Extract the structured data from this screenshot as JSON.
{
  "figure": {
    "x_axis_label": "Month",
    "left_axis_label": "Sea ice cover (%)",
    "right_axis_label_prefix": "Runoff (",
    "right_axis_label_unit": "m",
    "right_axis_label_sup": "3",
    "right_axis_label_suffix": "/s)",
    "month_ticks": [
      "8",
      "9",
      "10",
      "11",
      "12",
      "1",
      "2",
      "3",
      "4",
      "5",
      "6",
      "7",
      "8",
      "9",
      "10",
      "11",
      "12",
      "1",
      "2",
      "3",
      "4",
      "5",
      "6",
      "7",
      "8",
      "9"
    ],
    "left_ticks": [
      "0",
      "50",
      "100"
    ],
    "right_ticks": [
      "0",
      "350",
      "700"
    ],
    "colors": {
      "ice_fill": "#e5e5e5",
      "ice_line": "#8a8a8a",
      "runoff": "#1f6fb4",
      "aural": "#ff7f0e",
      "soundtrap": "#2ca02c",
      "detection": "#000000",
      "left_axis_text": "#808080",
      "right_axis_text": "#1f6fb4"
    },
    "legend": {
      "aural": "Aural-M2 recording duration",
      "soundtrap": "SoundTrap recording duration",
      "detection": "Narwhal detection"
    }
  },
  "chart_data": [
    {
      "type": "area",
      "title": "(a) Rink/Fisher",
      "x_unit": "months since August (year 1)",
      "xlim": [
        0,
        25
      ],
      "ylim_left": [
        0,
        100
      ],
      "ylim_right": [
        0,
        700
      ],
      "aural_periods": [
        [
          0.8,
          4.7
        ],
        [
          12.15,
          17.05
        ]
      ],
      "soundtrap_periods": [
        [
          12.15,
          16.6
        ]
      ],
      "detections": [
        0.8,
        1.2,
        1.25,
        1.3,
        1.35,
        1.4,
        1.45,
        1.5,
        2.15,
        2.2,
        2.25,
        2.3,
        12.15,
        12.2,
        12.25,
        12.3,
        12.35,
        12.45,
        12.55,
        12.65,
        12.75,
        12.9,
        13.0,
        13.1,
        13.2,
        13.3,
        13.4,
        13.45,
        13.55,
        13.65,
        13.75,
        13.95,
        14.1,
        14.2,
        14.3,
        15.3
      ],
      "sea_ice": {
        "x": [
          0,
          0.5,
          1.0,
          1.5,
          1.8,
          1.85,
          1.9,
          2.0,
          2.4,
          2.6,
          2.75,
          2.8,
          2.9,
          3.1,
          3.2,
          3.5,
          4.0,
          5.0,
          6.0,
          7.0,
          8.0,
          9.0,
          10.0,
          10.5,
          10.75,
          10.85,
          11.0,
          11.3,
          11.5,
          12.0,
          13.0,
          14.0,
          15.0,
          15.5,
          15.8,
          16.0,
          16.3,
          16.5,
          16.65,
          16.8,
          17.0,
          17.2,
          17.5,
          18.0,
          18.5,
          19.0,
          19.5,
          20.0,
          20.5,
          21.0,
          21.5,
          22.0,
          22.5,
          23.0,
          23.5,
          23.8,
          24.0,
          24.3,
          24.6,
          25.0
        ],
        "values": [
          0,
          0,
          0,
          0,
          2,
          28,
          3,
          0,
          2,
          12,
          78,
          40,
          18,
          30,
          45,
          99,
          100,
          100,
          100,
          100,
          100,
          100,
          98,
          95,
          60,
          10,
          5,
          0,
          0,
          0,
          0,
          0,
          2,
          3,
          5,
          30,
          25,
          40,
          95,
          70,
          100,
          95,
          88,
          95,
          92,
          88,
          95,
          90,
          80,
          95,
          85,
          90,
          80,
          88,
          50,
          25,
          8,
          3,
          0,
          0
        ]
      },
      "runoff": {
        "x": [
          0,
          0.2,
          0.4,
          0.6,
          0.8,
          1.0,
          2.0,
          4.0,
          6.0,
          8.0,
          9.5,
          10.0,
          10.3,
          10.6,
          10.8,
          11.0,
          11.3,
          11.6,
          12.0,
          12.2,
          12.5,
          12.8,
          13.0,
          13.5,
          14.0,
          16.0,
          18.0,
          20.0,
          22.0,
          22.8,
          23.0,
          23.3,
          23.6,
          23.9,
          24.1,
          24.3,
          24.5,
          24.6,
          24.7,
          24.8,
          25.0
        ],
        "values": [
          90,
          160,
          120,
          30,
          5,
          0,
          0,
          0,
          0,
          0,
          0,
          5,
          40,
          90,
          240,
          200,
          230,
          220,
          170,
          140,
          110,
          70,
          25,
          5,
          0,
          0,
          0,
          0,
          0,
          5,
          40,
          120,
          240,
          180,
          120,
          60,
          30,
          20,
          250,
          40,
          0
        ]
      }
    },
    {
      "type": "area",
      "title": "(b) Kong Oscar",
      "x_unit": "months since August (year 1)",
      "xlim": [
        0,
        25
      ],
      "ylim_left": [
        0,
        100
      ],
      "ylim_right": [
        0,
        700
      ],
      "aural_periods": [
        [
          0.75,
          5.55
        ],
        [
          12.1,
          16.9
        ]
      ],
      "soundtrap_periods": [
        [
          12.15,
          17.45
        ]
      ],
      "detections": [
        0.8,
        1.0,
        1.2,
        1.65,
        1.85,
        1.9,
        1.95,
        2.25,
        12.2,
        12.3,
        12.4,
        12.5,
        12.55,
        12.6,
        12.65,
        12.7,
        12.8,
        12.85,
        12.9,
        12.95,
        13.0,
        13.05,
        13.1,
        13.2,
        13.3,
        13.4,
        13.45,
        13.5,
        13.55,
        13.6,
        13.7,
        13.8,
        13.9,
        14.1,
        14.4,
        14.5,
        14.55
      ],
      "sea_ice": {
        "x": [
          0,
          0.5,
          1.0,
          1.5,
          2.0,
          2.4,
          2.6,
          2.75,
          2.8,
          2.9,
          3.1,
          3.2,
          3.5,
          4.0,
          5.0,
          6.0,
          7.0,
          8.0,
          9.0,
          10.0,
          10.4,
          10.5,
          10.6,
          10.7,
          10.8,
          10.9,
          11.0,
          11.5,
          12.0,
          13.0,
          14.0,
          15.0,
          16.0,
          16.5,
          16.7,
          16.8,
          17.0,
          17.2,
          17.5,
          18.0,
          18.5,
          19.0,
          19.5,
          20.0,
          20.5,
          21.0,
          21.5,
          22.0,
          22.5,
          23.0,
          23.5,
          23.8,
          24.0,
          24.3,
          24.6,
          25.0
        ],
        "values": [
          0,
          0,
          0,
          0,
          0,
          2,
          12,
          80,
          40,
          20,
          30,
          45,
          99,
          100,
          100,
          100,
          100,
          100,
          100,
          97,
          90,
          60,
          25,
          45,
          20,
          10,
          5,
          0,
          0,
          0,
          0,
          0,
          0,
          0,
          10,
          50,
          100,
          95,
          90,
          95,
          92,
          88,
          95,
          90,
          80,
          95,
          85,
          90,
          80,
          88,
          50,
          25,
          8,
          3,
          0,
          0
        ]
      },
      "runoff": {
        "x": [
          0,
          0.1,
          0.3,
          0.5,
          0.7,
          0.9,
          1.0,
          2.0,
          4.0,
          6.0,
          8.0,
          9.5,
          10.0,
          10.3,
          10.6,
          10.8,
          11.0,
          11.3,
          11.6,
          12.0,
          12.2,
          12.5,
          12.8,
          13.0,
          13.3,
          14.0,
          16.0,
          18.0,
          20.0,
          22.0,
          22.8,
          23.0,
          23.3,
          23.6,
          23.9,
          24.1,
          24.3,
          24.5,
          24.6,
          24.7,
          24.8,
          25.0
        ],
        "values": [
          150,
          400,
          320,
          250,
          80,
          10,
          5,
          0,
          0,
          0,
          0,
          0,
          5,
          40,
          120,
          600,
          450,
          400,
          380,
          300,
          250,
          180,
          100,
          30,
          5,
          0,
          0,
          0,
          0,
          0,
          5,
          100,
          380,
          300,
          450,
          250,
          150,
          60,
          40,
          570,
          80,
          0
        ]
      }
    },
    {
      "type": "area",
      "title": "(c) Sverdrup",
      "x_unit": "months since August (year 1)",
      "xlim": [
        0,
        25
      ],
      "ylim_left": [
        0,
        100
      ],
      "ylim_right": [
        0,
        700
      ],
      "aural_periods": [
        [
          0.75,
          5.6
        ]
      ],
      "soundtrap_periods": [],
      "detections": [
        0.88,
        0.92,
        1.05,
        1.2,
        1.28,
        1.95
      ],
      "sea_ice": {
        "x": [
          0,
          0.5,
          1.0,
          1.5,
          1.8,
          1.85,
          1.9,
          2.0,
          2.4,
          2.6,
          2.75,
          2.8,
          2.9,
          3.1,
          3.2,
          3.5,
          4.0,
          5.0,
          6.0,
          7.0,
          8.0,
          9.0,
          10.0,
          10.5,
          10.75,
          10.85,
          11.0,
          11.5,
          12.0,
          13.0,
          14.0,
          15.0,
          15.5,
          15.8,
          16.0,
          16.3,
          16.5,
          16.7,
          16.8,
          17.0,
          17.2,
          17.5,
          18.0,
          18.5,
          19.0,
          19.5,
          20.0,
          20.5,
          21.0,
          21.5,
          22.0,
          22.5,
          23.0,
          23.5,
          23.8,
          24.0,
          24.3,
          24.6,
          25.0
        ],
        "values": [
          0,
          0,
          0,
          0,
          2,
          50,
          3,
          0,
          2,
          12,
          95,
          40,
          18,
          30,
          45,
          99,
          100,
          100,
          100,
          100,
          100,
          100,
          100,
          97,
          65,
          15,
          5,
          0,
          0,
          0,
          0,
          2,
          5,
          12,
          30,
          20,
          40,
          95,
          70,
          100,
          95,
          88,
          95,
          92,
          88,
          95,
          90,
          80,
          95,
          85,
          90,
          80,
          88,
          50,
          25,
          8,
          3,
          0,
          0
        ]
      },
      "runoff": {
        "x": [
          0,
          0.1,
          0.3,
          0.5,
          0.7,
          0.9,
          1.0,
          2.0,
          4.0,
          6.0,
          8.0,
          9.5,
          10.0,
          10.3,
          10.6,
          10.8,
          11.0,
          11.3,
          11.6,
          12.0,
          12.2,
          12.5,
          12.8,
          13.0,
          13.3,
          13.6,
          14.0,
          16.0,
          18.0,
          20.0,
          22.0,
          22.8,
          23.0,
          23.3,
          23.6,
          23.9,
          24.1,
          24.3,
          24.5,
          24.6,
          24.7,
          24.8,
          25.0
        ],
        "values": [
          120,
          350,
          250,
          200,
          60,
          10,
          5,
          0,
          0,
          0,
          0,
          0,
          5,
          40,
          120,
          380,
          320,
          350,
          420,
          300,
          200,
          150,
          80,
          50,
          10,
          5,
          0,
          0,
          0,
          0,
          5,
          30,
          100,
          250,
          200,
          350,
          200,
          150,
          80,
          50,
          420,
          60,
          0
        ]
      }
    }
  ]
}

#### CHALLENGE:
Look above for lines with the word "recording" and copy them all.

#### COMPLETE ANSWER:
      "aural": "Aural-M2 recording duration",
      "soundtrap": "SoundTrap recording duration",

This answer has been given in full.